• _GOAL_: In full and without deviation, write out the entries that follow.

═══ DATASET

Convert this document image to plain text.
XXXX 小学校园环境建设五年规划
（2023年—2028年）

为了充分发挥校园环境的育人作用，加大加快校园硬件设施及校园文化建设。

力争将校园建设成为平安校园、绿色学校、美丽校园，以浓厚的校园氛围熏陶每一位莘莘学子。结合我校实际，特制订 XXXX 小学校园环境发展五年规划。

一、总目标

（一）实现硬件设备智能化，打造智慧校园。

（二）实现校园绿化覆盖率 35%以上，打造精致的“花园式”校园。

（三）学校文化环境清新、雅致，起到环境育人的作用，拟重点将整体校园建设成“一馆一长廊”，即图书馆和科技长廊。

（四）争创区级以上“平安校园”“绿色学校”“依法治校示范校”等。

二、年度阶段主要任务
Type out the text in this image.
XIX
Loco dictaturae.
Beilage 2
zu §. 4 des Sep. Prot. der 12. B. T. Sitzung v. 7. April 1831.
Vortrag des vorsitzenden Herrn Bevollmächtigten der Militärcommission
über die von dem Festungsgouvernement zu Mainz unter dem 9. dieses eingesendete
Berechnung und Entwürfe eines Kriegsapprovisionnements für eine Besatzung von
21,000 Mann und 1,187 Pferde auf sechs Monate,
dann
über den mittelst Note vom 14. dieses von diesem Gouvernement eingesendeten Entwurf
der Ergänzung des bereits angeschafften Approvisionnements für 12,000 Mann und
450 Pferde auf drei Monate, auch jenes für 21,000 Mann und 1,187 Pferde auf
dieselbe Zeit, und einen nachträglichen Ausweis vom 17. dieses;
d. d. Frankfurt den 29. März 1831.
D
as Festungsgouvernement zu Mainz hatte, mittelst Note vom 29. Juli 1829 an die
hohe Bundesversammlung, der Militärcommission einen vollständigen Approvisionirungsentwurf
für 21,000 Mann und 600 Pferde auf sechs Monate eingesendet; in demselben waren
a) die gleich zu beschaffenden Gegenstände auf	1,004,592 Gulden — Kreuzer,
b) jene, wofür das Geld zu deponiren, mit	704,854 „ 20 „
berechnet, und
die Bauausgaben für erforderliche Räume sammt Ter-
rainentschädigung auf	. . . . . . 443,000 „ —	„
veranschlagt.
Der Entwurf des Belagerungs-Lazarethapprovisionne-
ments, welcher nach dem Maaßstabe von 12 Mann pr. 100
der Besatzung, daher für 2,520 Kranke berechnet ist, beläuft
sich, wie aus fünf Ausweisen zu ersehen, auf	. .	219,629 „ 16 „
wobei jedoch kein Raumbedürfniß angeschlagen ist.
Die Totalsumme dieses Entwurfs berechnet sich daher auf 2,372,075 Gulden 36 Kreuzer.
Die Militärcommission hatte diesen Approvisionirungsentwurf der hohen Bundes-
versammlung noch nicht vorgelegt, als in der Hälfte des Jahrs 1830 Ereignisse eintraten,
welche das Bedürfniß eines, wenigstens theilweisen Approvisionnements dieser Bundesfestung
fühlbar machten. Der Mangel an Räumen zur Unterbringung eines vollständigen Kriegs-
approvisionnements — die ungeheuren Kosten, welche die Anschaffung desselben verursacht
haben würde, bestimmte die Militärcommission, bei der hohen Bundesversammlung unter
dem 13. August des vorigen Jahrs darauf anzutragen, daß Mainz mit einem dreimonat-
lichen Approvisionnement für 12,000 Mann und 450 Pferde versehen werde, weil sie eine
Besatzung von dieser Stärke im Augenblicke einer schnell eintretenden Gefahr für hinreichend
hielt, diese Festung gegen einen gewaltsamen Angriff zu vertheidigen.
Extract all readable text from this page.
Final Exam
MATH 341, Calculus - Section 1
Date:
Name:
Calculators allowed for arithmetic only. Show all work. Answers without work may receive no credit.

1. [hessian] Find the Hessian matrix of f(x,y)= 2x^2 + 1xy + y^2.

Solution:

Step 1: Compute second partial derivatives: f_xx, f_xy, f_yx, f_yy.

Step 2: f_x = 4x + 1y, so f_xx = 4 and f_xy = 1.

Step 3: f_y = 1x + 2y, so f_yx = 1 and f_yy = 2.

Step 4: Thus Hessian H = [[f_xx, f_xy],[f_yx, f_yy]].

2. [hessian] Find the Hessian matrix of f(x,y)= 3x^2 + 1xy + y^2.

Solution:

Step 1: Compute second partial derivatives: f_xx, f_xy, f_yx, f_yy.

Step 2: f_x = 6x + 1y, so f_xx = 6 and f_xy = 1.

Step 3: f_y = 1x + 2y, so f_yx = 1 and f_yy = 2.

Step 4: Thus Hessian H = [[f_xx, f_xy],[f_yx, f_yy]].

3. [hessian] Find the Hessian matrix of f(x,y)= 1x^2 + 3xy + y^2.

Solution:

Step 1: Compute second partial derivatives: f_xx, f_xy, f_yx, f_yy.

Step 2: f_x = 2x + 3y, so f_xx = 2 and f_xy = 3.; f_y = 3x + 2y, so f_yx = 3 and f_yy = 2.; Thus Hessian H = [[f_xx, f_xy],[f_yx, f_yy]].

══════

• _SOLUTION FOR THIS PROBLEM_:
Convert this document image to plain text.
XXXX 小学校园环境建设五年规划
（2023年—2028年）

为了充分发挥校园环境的育人作用，加大加快校园硬件设施及校园文化建设。

力争将校园建设成为平安校园、绿色学校、美丽校园，以浓厚的校园氛围熏陶每一位莘莘学子。结合我校实际，特制订 XXXX 小学校园环境发展五年规划。

一、总目标

（一）实现硬件设备智能化，打造智慧校园。

（二）实现校园绿化覆盖率 35%以上，打造精致的“花园式”校园。

（三）学校文化环境清新、雅致，起到环境育人的作用，拟重点将整体校园建设成“一馆一长廊”，即图书馆和科技长廊。

（四）争创区级以上“平安校园”“绿色学校”“依法治校示范校”等。

二、年度阶段主要任务
Type out the text in this image.
XIX
Loco dictaturae.
Beilage 2
zu §. 4 des Sep. Prot. der 12. B. T. Sitzung v. 7. April 1831.
Vortrag des vorsitzenden Herrn Bevollmächtigten der Militärcommission
über die von dem Festungsgouvernement zu Mainz unter dem 9. dieses eingesendete
Berechnung und Entwürfe eines Kriegsapprovisionnements für eine Besatzung von
21,000 Mann und 1,187 Pferde auf sechs Monate,
dann
über den mittelst Note vom 14. dieses von diesem Gouvernement eingesendeten Entwurf
der Ergänzung des bereits angeschafften Approvisionnements für 12,000 Mann und
450 Pferde auf drei Monate, auch jenes für 21,000 Mann und 1,187 Pferde auf
dieselbe Zeit, und einen nachträglichen Ausweis vom 17. dieses;
d. d. Frankfurt den 29. März 1831.
D
as Festungsgouvernement zu Mainz hatte, mittelst Note vom 29. Juli 1829 an die
hohe Bundesversammlung, der Militärcommission einen vollständigen Approvisionirungsentwurf
für 21,000 Mann und 600 Pferde auf sechs Monate eingesendet; in demselben waren
a) die gleich zu beschaffenden Gegenstände auf	1,004,592 Gulden — Kreuzer,
b) jene, wofür das Geld zu deponiren, mit	704,854 „ 20 „
berechnet, und
die Bauausgaben für erforderliche Räume sammt Ter-
rainentschädigung auf	. . . . . . 443,000 „ —	„
veranschlagt.
Der Entwurf des Belagerungs-Lazarethapprovisionne-
ments, welcher nach dem Maaßstabe von 12 Mann pr. 100
der Besatzung, daher für 2,520 Kranke berechnet ist, beläuft
sich, wie aus fünf Ausweisen zu ersehen, auf	. .	219,629 „ 16 „
wobei jedoch kein Raumbedürfniß angeschlagen ist.
Die Totalsumme dieses Entwurfs berechnet sich daher auf 2,372,075 Gulden 36 Kreuzer.
Die Militärcommission hatte diesen Approvisionirungsentwurf der hohen Bundes-
versammlung noch nicht vorgelegt, als in der Hälfte des Jahrs 1830 Ereignisse eintraten,
welche das Bedürfniß eines, wenigstens theilweisen Approvisionnements dieser Bundesfestung
fühlbar machten. Der Mangel an Räumen zur Unterbringung eines vollständigen Kriegs-
approvisionnements — die ungeheuren Kosten, welche die Anschaffung desselben verursacht
haben würde, bestimmte die Militärcommission, bei der hohen Bundesversammlung unter
dem 13. August des vorigen Jahrs darauf anzutragen, daß Mainz mit einem dreimonat-
lichen Approvisionnement für 12,000 Mann und 450 Pferde versehen werde, weil sie eine
Besatzung von dieser Stärke im Augenblicke einer schnell eintretenden Gefahr für hinreichend
hielt, diese Festung gegen einen gewaltsamen Angriff zu vertheidigen.
Extract all readable text from this page.
Final Exam
MATH 341, Calculus - Section 1
Date:
Name:
Calculators allowed for arithmetic only. Show all work. Answers without work may receive no credit.

1. [hessian] Find the Hessian matrix of f(x,y)= 2x^2 + 1xy + y^2.

Solution:

Step 1: Compute second partial derivatives: f_xx, f_xy, f_yx, f_yy.

Step 2: f_x = 4x + 1y, so f_xx = 4 and f_xy = 1.

Step 3: f_y = 1x + 2y, so f_yx = 1 and f_yy = 2.

Step 4: Thus Hessian H = [[f_xx, f_xy],[f_yx, f_yy]].

2. [hessian] Find the Hessian matrix of f(x,y)= 3x^2 + 1xy + y^2.

Solution:

Step 1: Compute second partial derivatives: f_xx, f_xy, f_yx, f_yy.

Step 2: f_x = 6x + 1y, so f_xx = 6 and f_xy = 1.

Step 3: f_y = 1x + 2y, so f_yx = 1 and f_yy = 2.

Step 4: Thus Hessian H = [[f_xx, f_xy],[f_yx, f_yy]].

3. [hessian] Find the Hessian matrix of f(x,y)= 1x^2 + 3xy + y^2.

Solution:

Step 1: Compute second partial derivatives: f_xx, f_xy, f_yx, f_yy.

Step 2: f_x = 2x + 3y, so f_xx = 2 and f_xy = 3.; f_y = 3x + 2y, so f_yx = 3 and f_yy = 2.; Thus Hessian H = [[f_xx, f_xy],[f_yx, f_yy]].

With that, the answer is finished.